- **EXERCISE DIRECTIONS**: Each entry below is to be extracted exactly.

- **PROVIDED MATERIAL**:

+-------+

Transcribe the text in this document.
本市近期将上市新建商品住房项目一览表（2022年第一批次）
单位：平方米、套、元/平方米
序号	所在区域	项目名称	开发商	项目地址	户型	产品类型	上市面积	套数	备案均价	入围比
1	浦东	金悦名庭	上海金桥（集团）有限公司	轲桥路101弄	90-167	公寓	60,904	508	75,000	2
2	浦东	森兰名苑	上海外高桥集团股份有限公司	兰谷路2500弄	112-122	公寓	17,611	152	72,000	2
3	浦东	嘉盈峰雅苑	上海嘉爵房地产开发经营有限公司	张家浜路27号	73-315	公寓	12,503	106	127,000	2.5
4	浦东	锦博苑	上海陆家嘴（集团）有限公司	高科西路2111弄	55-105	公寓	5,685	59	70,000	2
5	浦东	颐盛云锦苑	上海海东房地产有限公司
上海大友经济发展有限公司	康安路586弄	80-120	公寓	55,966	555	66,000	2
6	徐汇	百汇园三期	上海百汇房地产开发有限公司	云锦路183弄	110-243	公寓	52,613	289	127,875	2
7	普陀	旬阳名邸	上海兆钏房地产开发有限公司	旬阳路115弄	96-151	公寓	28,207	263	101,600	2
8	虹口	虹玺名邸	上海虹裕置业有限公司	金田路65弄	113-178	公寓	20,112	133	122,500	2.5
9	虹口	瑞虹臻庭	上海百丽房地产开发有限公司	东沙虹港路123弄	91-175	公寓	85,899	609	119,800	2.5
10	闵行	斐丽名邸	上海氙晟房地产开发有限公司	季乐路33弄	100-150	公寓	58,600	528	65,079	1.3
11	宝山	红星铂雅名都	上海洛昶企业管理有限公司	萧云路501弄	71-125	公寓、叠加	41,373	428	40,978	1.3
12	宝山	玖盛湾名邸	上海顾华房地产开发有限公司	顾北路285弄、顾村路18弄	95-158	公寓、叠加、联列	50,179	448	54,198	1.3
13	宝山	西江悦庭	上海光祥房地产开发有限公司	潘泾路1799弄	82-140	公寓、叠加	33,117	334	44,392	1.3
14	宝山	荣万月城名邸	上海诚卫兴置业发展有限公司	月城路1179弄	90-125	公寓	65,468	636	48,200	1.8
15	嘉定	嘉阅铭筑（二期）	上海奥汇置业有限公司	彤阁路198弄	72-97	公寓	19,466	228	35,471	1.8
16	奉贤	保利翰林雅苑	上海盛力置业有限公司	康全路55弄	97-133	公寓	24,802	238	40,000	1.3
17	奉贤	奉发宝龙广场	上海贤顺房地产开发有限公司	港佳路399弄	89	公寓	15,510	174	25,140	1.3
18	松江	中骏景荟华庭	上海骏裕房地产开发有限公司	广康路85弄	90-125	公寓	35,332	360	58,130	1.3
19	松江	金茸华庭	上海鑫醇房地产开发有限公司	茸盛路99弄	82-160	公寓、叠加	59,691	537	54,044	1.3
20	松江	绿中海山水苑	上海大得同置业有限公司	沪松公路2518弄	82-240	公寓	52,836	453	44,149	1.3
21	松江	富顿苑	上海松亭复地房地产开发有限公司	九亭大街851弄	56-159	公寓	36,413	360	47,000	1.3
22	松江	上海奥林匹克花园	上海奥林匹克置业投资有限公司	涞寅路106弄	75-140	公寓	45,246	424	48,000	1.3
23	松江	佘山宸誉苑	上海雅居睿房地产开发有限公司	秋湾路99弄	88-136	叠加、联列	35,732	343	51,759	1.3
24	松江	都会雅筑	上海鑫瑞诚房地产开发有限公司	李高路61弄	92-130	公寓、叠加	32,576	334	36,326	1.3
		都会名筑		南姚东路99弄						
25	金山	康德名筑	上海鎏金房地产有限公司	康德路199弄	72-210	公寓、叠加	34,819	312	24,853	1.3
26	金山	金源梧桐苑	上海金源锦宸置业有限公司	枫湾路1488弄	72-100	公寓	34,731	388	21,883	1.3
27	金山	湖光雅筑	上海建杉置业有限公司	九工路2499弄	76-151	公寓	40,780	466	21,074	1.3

+-------+

- **THE COMPLETED TASK**:
Transcribe the text in this document.
本市近期将上市新建商品住房项目一览表（2022年第一批次）
单位：平方米、套、元/平方米
序号	所在区域	项目名称	开发商	项目地址	户型	产品类型	上市面积	套数	备案均价	入围比
1	浦东	金悦名庭	上海金桥（集团）有限公司	轲桥路101弄	90-167	公寓	60,904	508	75,000	2
2	浦东	森兰名苑	上海外高桥集团股份有限公司	兰谷路2500弄	112-122	公寓	17,611	152	72,000	2
3	浦东	嘉盈峰雅苑	上海嘉爵房地产开发经营有限公司	张家浜路27号	73-315	公寓	12,503	106	127,000	2.5
4	浦东	锦博苑	上海陆家嘴（集团）有限公司	高科西路2111弄	55-105	公寓	5,685	59	70,000	2
5	浦东	颐盛云锦苑	上海海东房地产有限公司
上海大友经济发展有限公司	康安路586弄	80-120	公寓	55,966	555	66,000	2
6	徐汇	百汇园三期	上海百汇房地产开发有限公司	云锦路183弄	110-243	公寓	52,613	289	127,875	2
7	普陀	旬阳名邸	上海兆钏房地产开发有限公司	旬阳路115弄	96-151	公寓	28,207	263	101,600	2
8	虹口	虹玺名邸	上海虹裕置业有限公司	金田路65弄	113-178	公寓	20,112	133	122,500	2.5
9	虹口	瑞虹臻庭	上海百丽房地产开发有限公司	东沙虹港路123弄	91-175	公寓	85,899	609	119,800	2.5
10	闵行	斐丽名邸	上海氙晟房地产开发有限公司	季乐路33弄	100-150	公寓	58,600	528	65,079	1.3
11	宝山	红星铂雅名都	上海洛昶企业管理有限公司	萧云路501弄	71-125	公寓、叠加	41,373	428	40,978	1.3
12	宝山	玖盛湾名邸	上海顾华房地产开发有限公司	顾北路285弄、顾村路18弄	95-158	公寓、叠加、联列	50,179	448	54,198	1.3
13	宝山	西江悦庭	上海光祥房地产开发有限公司	潘泾路1799弄	82-140	公寓、叠加	33,117	334	44,392	1.3
14	宝山	荣万月城名邸	上海诚卫兴置业发展有限公司	月城路1179弄	90-125	公寓	65,468	636	48,200	1.8
15	嘉定	嘉阅铭筑（二期）	上海奥汇置业有限公司	彤阁路198弄	72-97	公寓	19,466	228	35,471	1.8
16	奉贤	保利翰林雅苑	上海盛力置业有限公司	康全路55弄	97-133	公寓	24,802	238	40,000	1.3
17	奉贤	奉发宝龙广场	上海贤顺房地产开发有限公司	港佳路399弄	89	公寓	15,510	174	25,140	1.3
18	松江	中骏景荟华庭	上海骏裕房地产开发有限公司	广康路85弄	90-125	公寓	35,332	360	58,130	1.3
19	松江	金茸华庭	上海鑫醇房地产开发有限公司	茸盛路99弄	82-160	公寓、叠加	59,691	537	54,044	1.3
20	松江	绿中海山水苑	上海大得同置业有限公司	沪松公路2518弄	82-240	公寓	52,836	453	44,149	1.3
21	松江	富顿苑	上海松亭复地房地产开发有限公司	九亭大街851弄	56-159	公寓	36,413	360	47,000	1.3
22	松江	上海奥林匹克花园	上海奥林匹克置业投资有限公司	涞寅路106弄	75-140	公寓	45,246	424	48,000	1.3
23	松江	佘山宸誉苑	上海雅居睿房地产开发有限公司	秋湾路99弄	88-136	叠加、联列	35,732	343	51,759	1.3
24	松江	都会雅筑	上海鑫瑞诚房地产开发有限公司	李高路61弄	92-130	公寓、叠加	32,576	334	36,326	1.3
		都会名筑		南姚东路99弄						
25	金山	康德名筑	上海鎏金房地产有限公司	康德路199弄	72-210	公寓、叠加	34,819	312	24,853	1.3
26	金山	金源梧桐苑	上海金源锦宸置业有限公司	枫湾路1488弄	72-100	公寓	34,731	388	21,883	1.3
27	金山	湖光雅筑	上海建杉置业有限公司	九工路2499弄	76-151	公寓	40,780	466	21,074	1.3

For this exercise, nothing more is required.